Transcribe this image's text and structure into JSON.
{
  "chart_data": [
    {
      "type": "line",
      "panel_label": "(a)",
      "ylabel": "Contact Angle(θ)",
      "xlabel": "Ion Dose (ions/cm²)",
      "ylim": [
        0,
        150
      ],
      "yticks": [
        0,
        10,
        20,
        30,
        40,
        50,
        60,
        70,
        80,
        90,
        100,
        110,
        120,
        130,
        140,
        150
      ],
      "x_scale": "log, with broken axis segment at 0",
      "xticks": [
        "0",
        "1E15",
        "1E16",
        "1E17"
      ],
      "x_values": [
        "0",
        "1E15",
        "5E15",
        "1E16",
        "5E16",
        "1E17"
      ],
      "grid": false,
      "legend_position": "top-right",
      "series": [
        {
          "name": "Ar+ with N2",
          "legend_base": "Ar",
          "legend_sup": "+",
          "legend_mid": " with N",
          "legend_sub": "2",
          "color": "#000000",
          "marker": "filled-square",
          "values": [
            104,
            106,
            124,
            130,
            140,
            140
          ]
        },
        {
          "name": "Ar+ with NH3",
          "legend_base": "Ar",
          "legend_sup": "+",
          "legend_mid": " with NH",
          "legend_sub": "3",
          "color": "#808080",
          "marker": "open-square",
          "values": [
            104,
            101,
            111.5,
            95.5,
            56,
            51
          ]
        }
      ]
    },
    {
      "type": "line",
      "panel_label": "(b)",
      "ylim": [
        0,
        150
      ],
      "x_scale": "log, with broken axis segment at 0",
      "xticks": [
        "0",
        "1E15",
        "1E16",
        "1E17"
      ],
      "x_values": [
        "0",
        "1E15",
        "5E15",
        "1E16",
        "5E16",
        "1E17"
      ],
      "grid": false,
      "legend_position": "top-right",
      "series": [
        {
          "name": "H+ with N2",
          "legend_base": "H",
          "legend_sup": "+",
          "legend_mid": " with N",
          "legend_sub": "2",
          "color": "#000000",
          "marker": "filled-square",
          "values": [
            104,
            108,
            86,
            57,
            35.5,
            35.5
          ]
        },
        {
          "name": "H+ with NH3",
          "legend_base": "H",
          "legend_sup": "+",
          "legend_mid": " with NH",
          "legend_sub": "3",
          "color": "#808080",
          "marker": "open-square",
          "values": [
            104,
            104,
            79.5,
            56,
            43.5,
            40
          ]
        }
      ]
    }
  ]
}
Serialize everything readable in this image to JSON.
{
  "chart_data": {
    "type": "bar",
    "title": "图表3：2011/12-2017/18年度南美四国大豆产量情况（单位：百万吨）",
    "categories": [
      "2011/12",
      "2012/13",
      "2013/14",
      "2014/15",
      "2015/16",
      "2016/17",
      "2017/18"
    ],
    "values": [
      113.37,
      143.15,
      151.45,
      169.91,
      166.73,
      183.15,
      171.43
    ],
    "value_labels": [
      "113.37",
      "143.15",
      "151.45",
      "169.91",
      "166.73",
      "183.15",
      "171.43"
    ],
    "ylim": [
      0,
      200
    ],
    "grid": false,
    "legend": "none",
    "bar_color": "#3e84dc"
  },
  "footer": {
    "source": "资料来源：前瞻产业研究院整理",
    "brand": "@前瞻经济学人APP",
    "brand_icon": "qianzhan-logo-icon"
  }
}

****

WHAT TO WORK ON
Set down every record above exactly as given.

WRITTEN ANSWER
Transcribe this image's text and structure into JSON.
{
  "chart_data": [
    {
      "type": "line",
      "panel_label": "(a)",
      "ylabel": "Contact Angle(θ)",
      "xlabel": "Ion Dose (ions/cm²)",
      "ylim": [
        0,
        150
      ],
      "yticks": [
        0,
        10,
        20,
        30,
        40,
        50,
        60,
        70,
        80,
        90,
        100,
        110,
        120,
        130,
        140,
        150
      ],
      "x_scale": "log, with broken axis segment at 0",
      "xticks": [
        "0",
        "1E15",
        "1E16",
        "1E17"
      ],
      "x_values": [
        "0",
        "1E15",
        "5E15",
        "1E16",
        "5E16",
        "1E17"
      ],
      "grid": false,
      "legend_position": "top-right",
      "series": [
        {
          "name": "Ar+ with N2",
          "legend_base": "Ar",
          "legend_sup": "+",
          "legend_mid": " with N",
          "legend_sub": "2",
          "color": "#000000",
          "marker": "filled-square",
          "values": [
            104,
            106,
            124,
            130,
            140,
            140
          ]
        },
        {
          "name": "Ar+ with NH3",
          "legend_base": "Ar",
          "legend_sup": "+",
          "legend_mid": " with NH",
          "legend_sub": "3",
          "color": "#808080",
          "marker": "open-square",
          "values": [
            104,
            101,
            111.5,
            95.5,
            56,
            51
          ]
        }
      ]
    },
    {
      "type": "line",
      "panel_label": "(b)",
      "ylim": [
        0,
        150
      ],
      "x_scale": "log, with broken axis segment at 0",
      "xticks": [
        "0",
        "1E15",
        "1E16",
        "1E17"
      ],
      "x_values": [
        "0",
        "1E15",
        "5E15",
        "1E16",
        "5E16",
        "1E17"
      ],
      "grid": false,
      "legend_position": "top-right",
      "series": [
        {
          "name": "H+ with N2",
          "legend_base": "H",
          "legend_sup": "+",
          "legend_mid": " with N",
          "legend_sub": "2",
          "color": "#000000",
          "marker": "filled-square",
          "values": [
            104,
            108,
            86,
            57,
            35.5,
            35.5
          ]
        },
        {
          "name": "H+ with NH3",
          "legend_base": "H",
          "legend_sup": "+",
          "legend_mid": " with NH",
          "legend_sub": "3",
          "color": "#808080",
          "marker": "open-square",
          "values": [
            104,
            104,
            79.5,
            56,
            43.5,
            40
          ]
        }
      ]
    }
  ]
}
Serialize everything readable in this image to JSON.
{
  "chart_data": {
    "type": "bar",
    "title": "图表3：2011/12-2017/18年度南美四国大豆产量情况（单位：百万吨）",
    "categories": [
      "2011/12",
      "2012/13",
      "2013/14",
      "2014/15",
      "2015/16",
      "2016/17",
      "2017/18"
    ],
    "values": [
      113.37,
      143.15,
      151.45,
      169.91,
      166.73,
      183.15,
      171.43
    ],
    "value_labels": [
      "113.37",
      "143.15",
      "151.45",
      "169.91",
      "166.73",
      "183.15",
      "171.43"
    ],
    "ylim": [
      0,
      200
    ],
    "grid": false,
    "legend": "none",
    "bar_color": "#3e84dc"
  },
  "footer": {
    "source": "资料来源：前瞻产业研究院整理",
    "brand": "@前瞻经济学人APP",
    "brand_icon": "qianzhan-logo-icon"
  }
}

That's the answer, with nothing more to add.